Collected data:

<<<<

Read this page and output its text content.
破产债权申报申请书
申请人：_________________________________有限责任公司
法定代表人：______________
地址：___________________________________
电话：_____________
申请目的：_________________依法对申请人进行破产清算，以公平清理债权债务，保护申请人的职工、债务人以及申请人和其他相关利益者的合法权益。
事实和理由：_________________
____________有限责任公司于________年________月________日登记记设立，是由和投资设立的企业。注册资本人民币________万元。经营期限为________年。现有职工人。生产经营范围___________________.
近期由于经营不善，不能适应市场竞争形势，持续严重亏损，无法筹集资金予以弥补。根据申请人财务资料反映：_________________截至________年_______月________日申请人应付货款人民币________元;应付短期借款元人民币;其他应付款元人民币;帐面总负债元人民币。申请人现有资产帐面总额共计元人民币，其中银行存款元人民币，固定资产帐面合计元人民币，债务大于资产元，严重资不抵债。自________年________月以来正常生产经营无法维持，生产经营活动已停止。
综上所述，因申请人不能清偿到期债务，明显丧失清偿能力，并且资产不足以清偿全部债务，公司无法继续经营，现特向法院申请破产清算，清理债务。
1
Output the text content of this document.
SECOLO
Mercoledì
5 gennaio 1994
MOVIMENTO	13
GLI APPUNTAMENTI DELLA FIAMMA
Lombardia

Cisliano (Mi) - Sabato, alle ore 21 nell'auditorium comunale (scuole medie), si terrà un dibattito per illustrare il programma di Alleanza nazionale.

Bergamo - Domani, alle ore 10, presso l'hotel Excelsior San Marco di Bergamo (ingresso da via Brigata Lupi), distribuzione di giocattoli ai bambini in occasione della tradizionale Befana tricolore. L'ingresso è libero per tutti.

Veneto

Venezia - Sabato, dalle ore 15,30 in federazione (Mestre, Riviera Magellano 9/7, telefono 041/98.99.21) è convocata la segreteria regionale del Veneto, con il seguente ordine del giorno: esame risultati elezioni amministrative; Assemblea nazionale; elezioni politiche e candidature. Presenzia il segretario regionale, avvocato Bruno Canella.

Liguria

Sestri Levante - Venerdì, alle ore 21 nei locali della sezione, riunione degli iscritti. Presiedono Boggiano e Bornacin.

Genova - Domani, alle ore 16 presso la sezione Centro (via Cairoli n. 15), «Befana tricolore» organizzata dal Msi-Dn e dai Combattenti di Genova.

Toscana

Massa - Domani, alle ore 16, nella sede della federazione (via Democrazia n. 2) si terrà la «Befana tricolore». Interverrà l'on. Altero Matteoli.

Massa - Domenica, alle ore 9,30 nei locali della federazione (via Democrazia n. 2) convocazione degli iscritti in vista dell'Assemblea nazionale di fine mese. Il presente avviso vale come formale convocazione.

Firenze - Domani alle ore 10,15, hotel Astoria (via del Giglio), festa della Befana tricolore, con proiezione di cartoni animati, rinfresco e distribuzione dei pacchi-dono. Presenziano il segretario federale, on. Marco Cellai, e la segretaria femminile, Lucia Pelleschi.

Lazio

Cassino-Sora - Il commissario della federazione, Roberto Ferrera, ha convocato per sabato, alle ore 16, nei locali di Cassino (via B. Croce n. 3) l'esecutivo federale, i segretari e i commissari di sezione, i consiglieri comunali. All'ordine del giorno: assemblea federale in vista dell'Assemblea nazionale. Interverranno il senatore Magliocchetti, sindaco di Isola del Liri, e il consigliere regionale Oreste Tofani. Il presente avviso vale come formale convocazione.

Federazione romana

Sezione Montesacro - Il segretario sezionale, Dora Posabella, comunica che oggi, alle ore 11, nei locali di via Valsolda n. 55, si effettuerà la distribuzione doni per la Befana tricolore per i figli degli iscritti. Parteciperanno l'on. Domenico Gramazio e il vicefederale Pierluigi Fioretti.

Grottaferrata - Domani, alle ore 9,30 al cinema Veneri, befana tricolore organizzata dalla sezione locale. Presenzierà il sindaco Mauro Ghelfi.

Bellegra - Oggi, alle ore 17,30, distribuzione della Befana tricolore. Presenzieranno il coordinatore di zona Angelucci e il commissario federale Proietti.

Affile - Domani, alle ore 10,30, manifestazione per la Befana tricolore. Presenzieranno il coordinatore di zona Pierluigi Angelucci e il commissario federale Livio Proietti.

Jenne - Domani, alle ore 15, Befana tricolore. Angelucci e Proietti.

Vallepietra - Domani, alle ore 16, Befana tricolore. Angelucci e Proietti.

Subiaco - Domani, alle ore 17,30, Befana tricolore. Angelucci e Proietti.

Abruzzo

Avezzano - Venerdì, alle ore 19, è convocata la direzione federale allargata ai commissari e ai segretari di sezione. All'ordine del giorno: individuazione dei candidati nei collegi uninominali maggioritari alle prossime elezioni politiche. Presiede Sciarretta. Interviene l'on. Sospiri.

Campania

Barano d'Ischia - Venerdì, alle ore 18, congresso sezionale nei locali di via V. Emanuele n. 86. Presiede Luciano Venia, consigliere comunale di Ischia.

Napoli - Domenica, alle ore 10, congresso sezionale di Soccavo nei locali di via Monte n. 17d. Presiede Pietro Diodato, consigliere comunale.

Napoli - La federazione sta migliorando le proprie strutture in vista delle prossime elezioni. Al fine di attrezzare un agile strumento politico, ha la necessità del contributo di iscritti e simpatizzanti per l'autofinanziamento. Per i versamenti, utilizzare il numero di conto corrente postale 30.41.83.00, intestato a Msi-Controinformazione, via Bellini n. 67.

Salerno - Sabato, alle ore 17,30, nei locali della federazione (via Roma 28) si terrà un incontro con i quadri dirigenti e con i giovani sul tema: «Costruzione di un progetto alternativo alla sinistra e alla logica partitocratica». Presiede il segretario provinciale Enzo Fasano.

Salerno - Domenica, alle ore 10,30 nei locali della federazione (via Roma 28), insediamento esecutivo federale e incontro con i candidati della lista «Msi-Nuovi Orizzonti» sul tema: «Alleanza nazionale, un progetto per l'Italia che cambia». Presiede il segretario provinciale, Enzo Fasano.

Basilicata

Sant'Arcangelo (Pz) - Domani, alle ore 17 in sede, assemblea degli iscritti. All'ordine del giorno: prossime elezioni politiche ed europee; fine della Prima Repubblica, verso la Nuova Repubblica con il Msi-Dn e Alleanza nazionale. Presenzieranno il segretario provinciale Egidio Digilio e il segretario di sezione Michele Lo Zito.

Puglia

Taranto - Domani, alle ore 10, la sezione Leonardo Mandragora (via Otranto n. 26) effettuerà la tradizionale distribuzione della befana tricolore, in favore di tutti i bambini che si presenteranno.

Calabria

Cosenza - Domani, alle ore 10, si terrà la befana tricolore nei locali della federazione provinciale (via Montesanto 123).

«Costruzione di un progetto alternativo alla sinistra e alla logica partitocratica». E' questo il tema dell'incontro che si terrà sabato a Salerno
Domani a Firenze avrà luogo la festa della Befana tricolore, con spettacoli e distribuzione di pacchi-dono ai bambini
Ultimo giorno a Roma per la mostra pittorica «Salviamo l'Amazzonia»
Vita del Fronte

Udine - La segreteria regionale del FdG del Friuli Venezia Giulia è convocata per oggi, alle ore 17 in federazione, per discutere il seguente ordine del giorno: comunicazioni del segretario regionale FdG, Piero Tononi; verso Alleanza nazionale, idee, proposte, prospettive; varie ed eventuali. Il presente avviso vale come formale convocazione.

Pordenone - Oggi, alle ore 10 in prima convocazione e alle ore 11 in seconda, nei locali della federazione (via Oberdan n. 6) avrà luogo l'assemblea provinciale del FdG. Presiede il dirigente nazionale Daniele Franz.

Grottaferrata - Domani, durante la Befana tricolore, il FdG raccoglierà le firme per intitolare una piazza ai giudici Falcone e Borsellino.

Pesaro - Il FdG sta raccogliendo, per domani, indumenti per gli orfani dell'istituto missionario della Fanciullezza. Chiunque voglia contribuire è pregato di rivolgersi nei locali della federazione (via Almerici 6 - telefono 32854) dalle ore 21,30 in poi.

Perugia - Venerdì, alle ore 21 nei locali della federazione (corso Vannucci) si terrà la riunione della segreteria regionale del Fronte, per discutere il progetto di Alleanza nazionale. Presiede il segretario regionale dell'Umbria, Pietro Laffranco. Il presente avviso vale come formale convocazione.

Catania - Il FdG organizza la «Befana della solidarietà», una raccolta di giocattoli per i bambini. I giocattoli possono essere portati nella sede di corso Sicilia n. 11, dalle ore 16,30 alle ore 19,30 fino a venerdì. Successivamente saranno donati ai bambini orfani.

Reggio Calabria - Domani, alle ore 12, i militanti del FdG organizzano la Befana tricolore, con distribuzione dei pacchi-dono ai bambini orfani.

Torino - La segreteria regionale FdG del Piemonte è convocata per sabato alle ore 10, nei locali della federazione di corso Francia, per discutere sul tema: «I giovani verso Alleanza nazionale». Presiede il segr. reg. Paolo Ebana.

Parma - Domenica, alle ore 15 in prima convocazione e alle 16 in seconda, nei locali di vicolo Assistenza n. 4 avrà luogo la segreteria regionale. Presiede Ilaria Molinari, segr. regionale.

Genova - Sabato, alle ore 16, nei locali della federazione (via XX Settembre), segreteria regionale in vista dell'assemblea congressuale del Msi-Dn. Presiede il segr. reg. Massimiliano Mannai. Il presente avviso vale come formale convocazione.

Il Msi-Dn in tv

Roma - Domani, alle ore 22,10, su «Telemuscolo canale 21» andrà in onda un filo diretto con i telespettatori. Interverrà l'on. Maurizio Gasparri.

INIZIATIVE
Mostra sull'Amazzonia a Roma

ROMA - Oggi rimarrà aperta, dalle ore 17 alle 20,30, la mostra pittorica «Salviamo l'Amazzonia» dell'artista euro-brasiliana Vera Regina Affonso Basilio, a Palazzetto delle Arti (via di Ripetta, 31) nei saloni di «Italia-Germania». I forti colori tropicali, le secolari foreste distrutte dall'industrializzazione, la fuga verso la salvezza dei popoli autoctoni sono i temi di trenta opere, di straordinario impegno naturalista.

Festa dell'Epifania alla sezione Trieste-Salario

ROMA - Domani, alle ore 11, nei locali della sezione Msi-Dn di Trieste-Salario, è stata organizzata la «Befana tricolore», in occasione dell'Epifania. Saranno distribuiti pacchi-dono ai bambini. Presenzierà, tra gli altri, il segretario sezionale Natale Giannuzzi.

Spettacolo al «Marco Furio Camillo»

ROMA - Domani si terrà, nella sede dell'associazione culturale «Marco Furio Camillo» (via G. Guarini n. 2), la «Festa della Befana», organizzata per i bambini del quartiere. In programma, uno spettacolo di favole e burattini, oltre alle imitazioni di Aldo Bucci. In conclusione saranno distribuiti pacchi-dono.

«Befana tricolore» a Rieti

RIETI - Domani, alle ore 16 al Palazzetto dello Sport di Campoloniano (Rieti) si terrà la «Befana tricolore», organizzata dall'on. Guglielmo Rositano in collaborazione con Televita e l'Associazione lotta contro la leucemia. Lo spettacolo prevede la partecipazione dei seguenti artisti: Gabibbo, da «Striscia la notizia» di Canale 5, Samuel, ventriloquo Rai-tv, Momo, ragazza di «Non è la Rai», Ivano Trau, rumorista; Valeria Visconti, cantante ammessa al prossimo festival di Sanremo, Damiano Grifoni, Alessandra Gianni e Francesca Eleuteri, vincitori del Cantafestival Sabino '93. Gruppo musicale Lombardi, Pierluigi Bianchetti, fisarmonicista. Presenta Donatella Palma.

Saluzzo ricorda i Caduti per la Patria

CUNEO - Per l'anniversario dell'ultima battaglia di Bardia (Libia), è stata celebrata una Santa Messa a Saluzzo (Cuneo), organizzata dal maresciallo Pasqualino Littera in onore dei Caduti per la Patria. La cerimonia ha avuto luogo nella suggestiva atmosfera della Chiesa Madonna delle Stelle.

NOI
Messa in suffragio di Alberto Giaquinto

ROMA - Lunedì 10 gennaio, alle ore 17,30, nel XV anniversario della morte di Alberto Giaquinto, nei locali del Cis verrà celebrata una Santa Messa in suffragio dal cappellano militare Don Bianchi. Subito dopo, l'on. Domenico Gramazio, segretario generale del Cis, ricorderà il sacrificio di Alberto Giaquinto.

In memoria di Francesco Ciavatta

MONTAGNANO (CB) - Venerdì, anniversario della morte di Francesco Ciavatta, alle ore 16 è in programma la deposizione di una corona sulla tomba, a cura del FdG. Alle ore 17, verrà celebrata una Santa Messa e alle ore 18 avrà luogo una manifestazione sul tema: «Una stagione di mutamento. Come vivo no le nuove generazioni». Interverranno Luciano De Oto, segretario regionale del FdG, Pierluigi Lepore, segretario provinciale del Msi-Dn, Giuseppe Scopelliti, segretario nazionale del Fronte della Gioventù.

>>>>

▶ **The task**
Your answer should be a single number: the count of lines in the entries that contain the word "Firenze".

▶ **Exercise result**
2